* Begin GIVEN RECORDS *
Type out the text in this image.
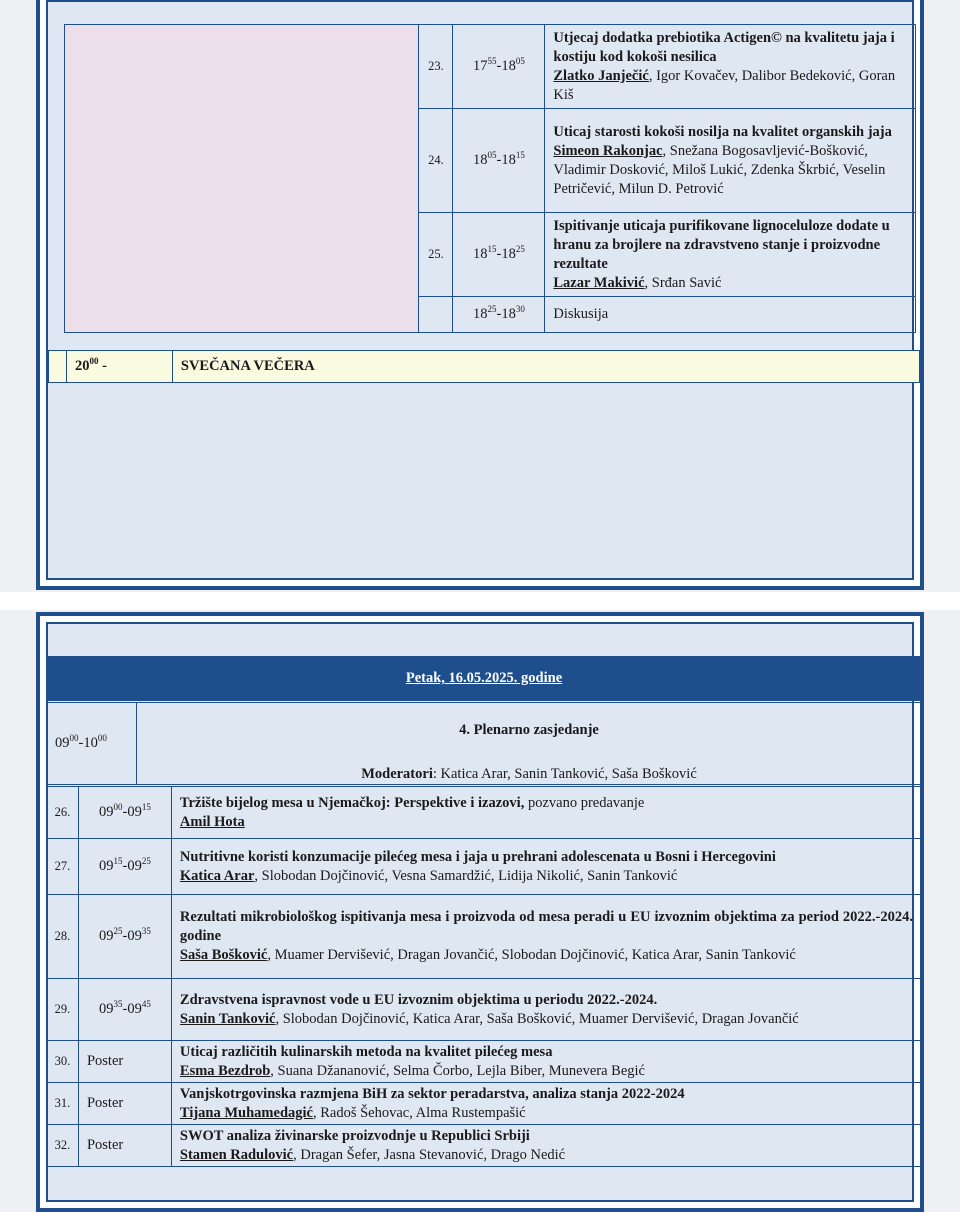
	23.	$17^{55}-18^{05}$	Utjecaj dodatka prebiotika Actigen© na kvalitetu jaja i kostiju kod kokoši nesilica
Zlatko Janječić, Igor Kovačev, Dalibor Bedeković, Goran Kiš

	24.	$18^{05}-18^{15}$	Uticaj starosti kokoši nosilja na kvalitet organskih jaja
Simeon Rakonjac, Snežana Bogosavljević-Bošković, Vladimir Dosković, Miloš Lukić, Zdenka Škrbić, Veselin Petričević, Milun D. Petrović

	25.	$18^{15}-18^{25}$	Ispitivanje uticaja purifikovane lignoceluloze dodate u hranu za brojlere na zdravstveno stanje i proizvodne rezultate
Lazar Makivić, Srđan Savić

		$18^{25}-18^{30}$	Diskusija
	$20^{00}$ -	SVEČANA VEČERA
Petak, 16.05.2025. godine
$09^{00}-10^{00}$	4. Plenarno zasjedanje
Moderatori: Katica Arar, Sanin Tanković, Saša Bošković
26.	$09^{00}-09^{15}$	Tržište bijelog mesa u Njemačkoj: Perspektive i izazovi, pozvano predavanje
Amil Hota

27.	$09^{15}-09^{25}$	Nutritivne koristi konzumacije pilećeg mesa i jaja u prehrani adolescenata u Bosni i Hercegovini
Katica Arar, Slobodan Dojčinović, Vesna Samardžić, Lidija Nikolić, Sanin Tanković

28.	$09^{25}-09^{35}$	Rezultati mikrobiološkog ispitivanja mesa i proizvoda od mesa peradi u EU izvoznim objektima za period 2022.-2024. godine
Saša Bošković, Muamer Dervišević, Dragan Jovančić, Slobodan Dojčinović, Katica Arar, Sanin Tanković

29.	$09^{35}-09^{45}$	Zdravstvena ispravnost vode u EU izvoznim objektima u periodu 2022.-2024.
Sanin Tanković, Slobodan Dojčinović, Katica Arar, Saša Bošković, Muamer Dervišević, Dragan Jovančić

30.	Poster	Uticaj različitih kulinarskih metoda na kvalitet pilećeg mesa
Esma Bezdrob, Suana Džananović, Selma Čorbo, Lejla Biber, Munevera Begić

31.	Poster	Vanjskotrgovinska razmjena BiH za sektor peradarstva, analiza stanja 2022-2024
Tijana Muhamedagić, Radoš Šehovac, Alma Rustempašić

32.	Poster	SWOT analiza živinarske proizvodnje u Republici Srbiji
Stamen Radulović, Dragan Šefer, Jasna Stevanović, Drago Nedić
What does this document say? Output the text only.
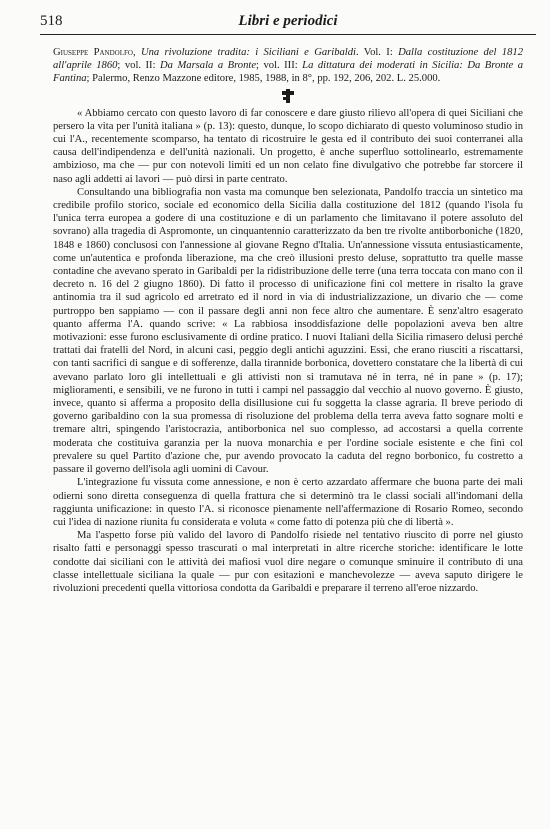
518	Libri e periodici

Giuseppe Pandolfo, Una rivoluzione tradita: i Siciliani e Garibaldi. Vol. I: Dalla costituzione del 1812 all'aprile 1860; vol. II: Da Marsala a Bronte; vol. III: La dittatura dei moderati in Sicilia: Da Bronte a Fantina; Palermo, Renzo Mazzone editore, 1985, 1988, in 8°, pp. 192, 206, 202. L. 25.000.

« Abbiamo cercato con questo lavoro di far conoscere e dare giusto rilievo all'opera di quei Siciliani che persero la vita per l'unità italiana » (p. 13): questo, dunque, lo scopo dichiarato di questo voluminoso studio in cui l'A., recentemente scomparso, ha tentato di ricostruire le gesta ed il contributo dei suoi conterranei alla causa dell'indipendenza e dell'unità nazionali. Un progetto, è anche superfluo sottolinearlo, estremamente ambizioso, ma che — pur con notevoli limiti ed un non celato fine divulgativo che potrebbe far storcere il naso agli addetti ai lavori — può dirsi in parte centrato.

Consultando una bibliografia non vasta ma comunque ben selezionata, Pandolfo traccia un sintetico ma credibile profilo storico, sociale ed economico della Sicilia dalla costituzione del 1812 (quando l'isola fu l'unica terra europea a godere di una costituzione e di un parlamento che limitavano il potere assoluto del sovrano) alla tragedia di Aspromonte, un cinquantennio caratterizzato da ben tre rivolte antiborboniche (1820, 1848 e 1860) conclusosi con l'annessione al giovane Regno d'Italia. Un'annessione vissuta entusiasticamente, come un'autentica e profonda liberazione, ma che creò illusioni presto deluse, soprattutto tra quelle masse contadine che avevano sperato in Garibaldi per la ridistribuzione delle terre (una terra toccata con mano con il decreto n. 16 del 2 giugno 1860). Di fatto il processo di unificazione finì col mettere in risalto la grave antinomia tra il sud agricolo ed arretrato ed il nord in via di industrializzazione, un divario che — come purtroppo ben sappiamo — con il passare degli anni non fece altro che aumentare. È senz'altro esagerato quanto afferma l'A. quando scrive: « La rabbiosa insoddisfazione delle popolazioni aveva ben altre motivazioni: esse furono esclusivamente di ordine pratico. I nuovi Italiani della Sicilia rimasero delusi perché trattati dai fratelli del Nord, in alcuni casi, peggio degli antichi aguzzini. Essi, che erano riusciti a riscattarsi, con tanti sacrifici di sangue e di sofferenze, dalla tirannide borbonica, dovettero constatare che la libertà di cui avevano parlato loro gli intellettuali e gli attivisti non si tramutava né in terra, né in pane » (p. 17); miglioramenti, e sensibili, ve ne furono in tutti i campi nel passaggio dal vecchio al nuovo governo. È giusto, invece, quanto si afferma a proposito della disillusione cui fu soggetta la classe agraria. Il breve periodo di governo garibaldino con la sua promessa di risoluzione del problema della terra aveva fatto sognare molti e tremare altri, spingendo l'aristocrazia, antiborbonica nel suo complesso, ad accostarsi a quella corrente moderata che costituiva garanzia per la nuova monarchia e per l'ordine sociale esistente e che finì col prevalere su quel Partito d'azione che, pur avendo provocato la caduta del regno borbonico, fu costretto a passare il governo dell'isola agli uomini di Cavour.

L'integrazione fu vissuta come annessione, e non è certo azzardato affermare che buona parte dei mali odierni sono diretta conseguenza di quella frattura che si determinò tra le classi sociali all'indomani della raggiunta unificazione: in questo l'A. si riconosce pienamente nell'affermazione di Rosario Romeo, secondo cui l'idea di nazione riunita fu considerata e voluta « come fatto di potenza più che di libertà ».

Ma l'aspetto forse più valido del lavoro di Pandolfo risiede nel tentativo riuscito di porre nel giusto risalto fatti e personaggi spesso trascurati o mal interpretati in altre ricerche storiche: identificare le lotte condotte dai siciliani con le attività dei mafiosi vuol dire negare o comunque sminuire il contributo di una classe intellettuale siciliana la quale — pur con esitazioni e manchevolezze — aveva saputo dirigere le rivoluzioni precedenti quella vittoriosa condotta da Garibaldi e preparare il terreno all'eroe nizzardo.
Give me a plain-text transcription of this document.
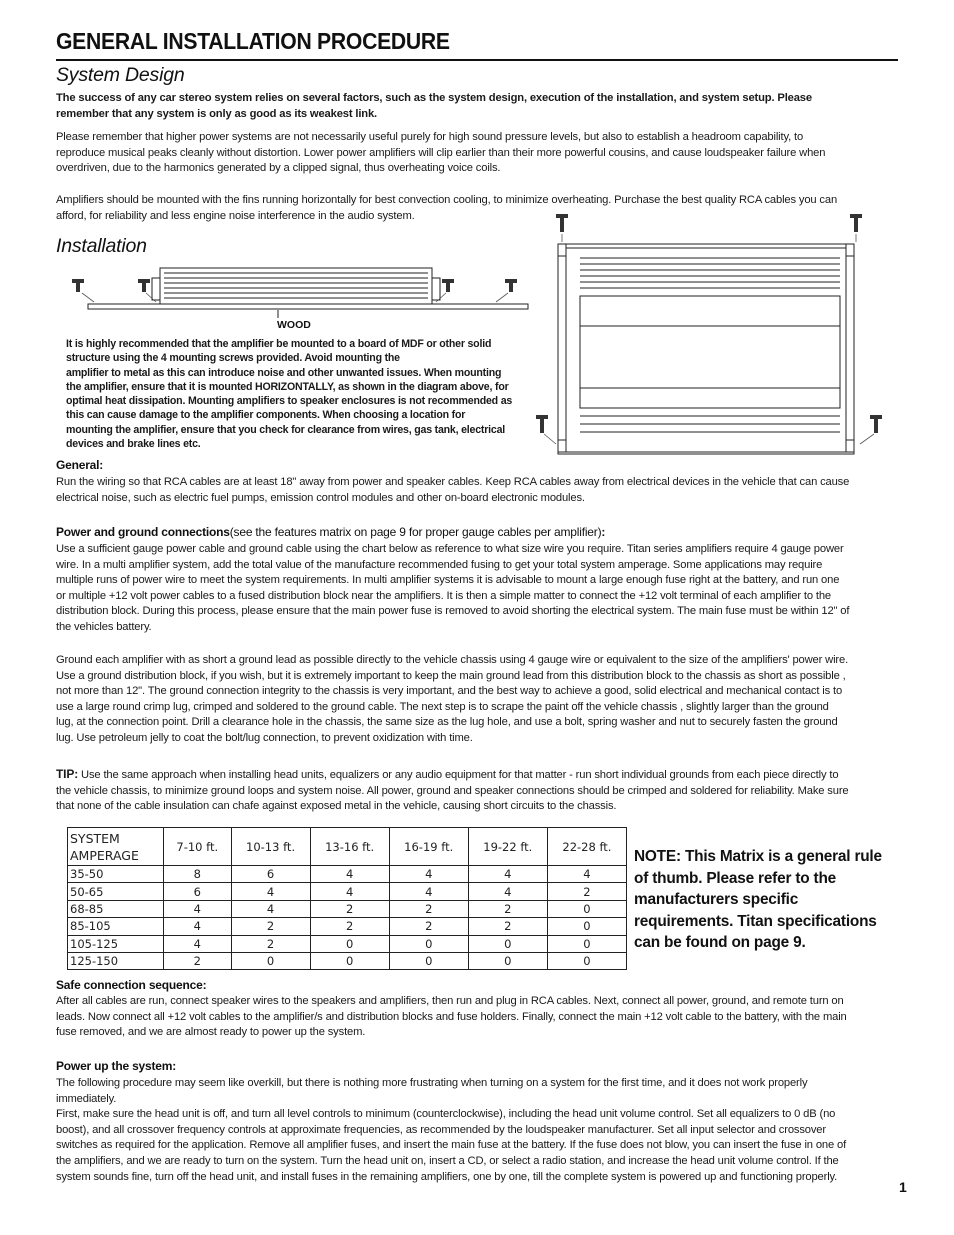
GENERAL INSTALLATION PROCEDURE
System Design
The success of any car stereo system relies on several factors, such as the system design, execution of the installation, and system setup. Please
remember that any system is only as good as its weakest link.
Please remember that higher power systems are not necessarily useful purely for high sound pressure levels, but also to establish a headroom capability, to
reproduce musical peaks cleanly without distortion. Lower power amplifiers will clip earlier than their more powerful cousins, and cause loudspeaker failure when
overdriven, due to the harmonics generated by a clipped signal, thus overheating voice coils.
Amplifiers should be mounted with the fins running horizontally for best convection cooling, to minimize overheating. Purchase the best quality RCA cables you can
afford, for reliability and less engine noise interference in the audio system.
Installation
WOOD
It is highly recommended that the amplifier be mounted to a board of MDF or other solid
structure using the 4 mounting screws provided. Avoid mounting the
amplifier to metal as this can introduce noise and other unwanted issues. When mounting
the amplifier, ensure that it is mounted HORIZONTALLY, as shown in the diagram above, for
optimal heat dissipation. Mounting amplifiers to speaker enclosures is not recommended as
this can cause damage to the amplifier components. When choosing a location for
mounting the amplifier, ensure that you check for clearance from wires, gas tank, electrical
devices and brake lines etc.
General:
Run the wiring so that RCA cables are at least 18" away from power and speaker cables. Keep RCA cables away from electrical devices in the vehicle that can cause
electrical noise, such as electric fuel pumps, emission control modules and other on-board electronic modules.
Power and ground connections(see the features matrix on page 9 for proper gauge cables per amplifier):
Use a sufficient gauge power cable and ground cable using the chart below as reference to what size wire you require. Titan series amplifiers require 4 gauge power
wire. In a multi amplifier system, add the total value of the manufacture recommended fusing to get your total system amperage. Some applications may require
multiple runs of power wire to meet the system requirements. In multi amplifier systems it is advisable to mount a large enough fuse right at the battery, and run one
or multiple +12 volt power cables to a fused distribution block near the amplifiers. It is then a simple matter to connect the +12 volt terminal of each amplifier to the
distribution block. During this process, please ensure that the main power fuse is removed to avoid shorting the electrical system. The main fuse must be within 12" of
the vehicles battery.
Ground each amplifier with as short a ground lead as possible directly to the vehicle chassis using 4 gauge wire or equivalent to the size of the amplifiers' power wire.
Use a ground distribution block, if you wish, but it is extremely important to keep the main ground lead from this distribution block to the chassis as short as possible ,
not more than 12". The ground connection integrity to the chassis is very important, and the best way to achieve a good, solid electrical and mechanical contact is to
use a large round crimp lug, crimped and soldered to the ground cable. The next step is to scrape the paint off the vehicle chassis , slightly larger than the ground
lug, at the connection point. Drill a clearance hole in the chassis, the same size as the lug hole, and use a bolt, spring washer and nut to securely fasten the ground
lug. Use petroleum jelly to coat the bolt/lug connection, to prevent oxidization with time.
TIP: Use the same approach when installing head units, equalizers or any audio equipment for that matter - run short individual grounds from each piece directly to
the vehicle chassis, to minimize ground loops and system noise. All power, ground and speaker connections should be crimped and soldered for reliability. Make sure
that none of the cable insulation can chafe against exposed metal in the vehicle, causing short circuits to the chassis.
SYSTEM
AMPERAGE	7-10 ft.	10-13 ft.	13-16 ft.	16-19 ft.	19-22 ft.	22-28 ft.
35-50	8	6	4	4	4	4
50-65	6	4	4	4	4	2
68-85	4	4	2	2	2	0
85-105	4	2	2	2	2	0
105-125	4	2	0	0	0	0
125-150	2	0	0	0	0	0
NOTE: This Matrix is a general rule
of thumb. Please refer to the
manufacturers specific
requirements. Titan specifications
can be found on page 9.
Safe connection sequence:
After all cables are run, connect speaker wires to the speakers and amplifiers, then run and plug in RCA cables. Next, connect all power, ground, and remote turn on
leads. Now connect all +12 volt cables to the amplifier/s and distribution blocks and fuse holders. Finally, connect the main +12 volt cable to the battery, with the main
fuse removed, and we are almost ready to power up the system.
Power up the system:
The following procedure may seem like overkill, but there is nothing more frustrating when turning on a system for the first time, and it does not work properly
immediately.
First, make sure the head unit is off, and turn all level controls to minimum (counterclockwise), including the head unit volume control. Set all equalizers to 0 dB (no
boost), and all crossover frequency controls at approximate frequencies, as recommended by the loudspeaker manufacturer. Set all input selector and crossover
switches as required for the application. Remove all amplifier fuses, and insert the main fuse at the battery. If the fuse does not blow, you can insert the fuse in one of
the amplifiers, and we are ready to turn on the system. Turn the head unit on, insert a CD, or select a radio station, and increase the head unit volume control. If the
system sounds fine, turn off the head unit, and install fuses in the remaining amplifiers, one by one, till the complete system is powered up and functioning properly.
1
* End GIVEN RECORDS *
WRITTEN REQUEST: Report each line in the data that holds the word "Tanković".

WRITTEN REPLY:
Moderatori: Katica Arar, Sanin Tanković, Saša Bošković
Katica Arar, Slobodan Dojčinović, Vesna Samardžić, Lidija Nikolić, Sanin Tanković
Saša Bošković, Muamer Dervišević, Dragan Jovančić, Slobodan Dojčinović, Katica Arar, Sanin Tanković
Sanin Tanković, Slobodan Dojčinović, Katica Arar, Saša Bošković, Muamer Dervišević, Dragan Jovančić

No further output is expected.